▶ Directions
Please set down all the lines beneath this one exactly, without the pictures.

▶ Materials provided
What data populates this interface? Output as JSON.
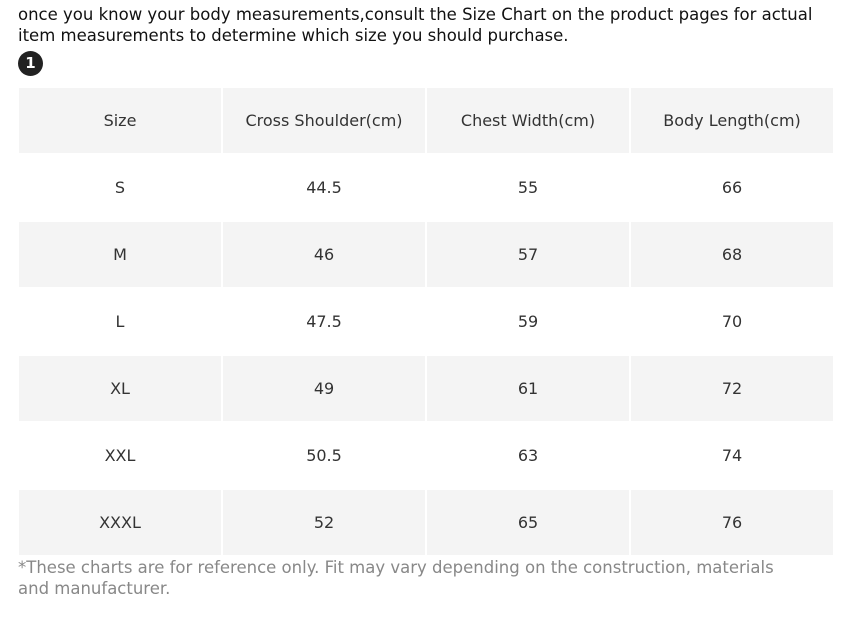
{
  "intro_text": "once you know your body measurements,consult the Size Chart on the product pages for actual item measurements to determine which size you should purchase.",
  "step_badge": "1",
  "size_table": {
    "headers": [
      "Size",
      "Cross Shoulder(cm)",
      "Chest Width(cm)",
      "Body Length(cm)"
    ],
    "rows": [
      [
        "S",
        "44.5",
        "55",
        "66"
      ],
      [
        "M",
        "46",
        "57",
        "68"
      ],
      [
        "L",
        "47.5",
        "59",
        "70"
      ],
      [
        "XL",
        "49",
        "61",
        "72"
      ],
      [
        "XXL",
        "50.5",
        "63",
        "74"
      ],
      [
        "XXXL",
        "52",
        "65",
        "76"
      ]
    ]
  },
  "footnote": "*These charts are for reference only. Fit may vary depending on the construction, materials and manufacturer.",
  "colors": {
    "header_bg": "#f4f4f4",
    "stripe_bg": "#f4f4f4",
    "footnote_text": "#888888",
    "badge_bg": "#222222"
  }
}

▶ Result of this task
What data populates this interface? Output as JSON.
{
  "intro_text": "once you know your body measurements,consult the Size Chart on the product pages for actual item measurements to determine which size you should purchase.",
  "step_badge": "1",
  "size_table": {
    "headers": [
      "Size",
      "Cross Shoulder(cm)",
      "Chest Width(cm)",
      "Body Length(cm)"
    ],
    "rows": [
      [
        "S",
        "44.5",
        "55",
        "66"
      ],
      [
        "M",
        "46",
        "57",
        "68"
      ],
      [
        "L",
        "47.5",
        "59",
        "70"
      ],
      [
        "XL",
        "49",
        "61",
        "72"
      ],
      [
        "XXL",
        "50.5",
        "63",
        "74"
      ],
      [
        "XXXL",
        "52",
        "65",
        "76"
      ]
    ]
  },
  "footnote": "*These charts are for reference only. Fit may vary depending on the construction, materials and manufacturer.",
  "colors": {
    "header_bg": "#f4f4f4",
    "stripe_bg": "#f4f4f4",
    "footnote_text": "#888888",
    "badge_bg": "#222222"
  }
}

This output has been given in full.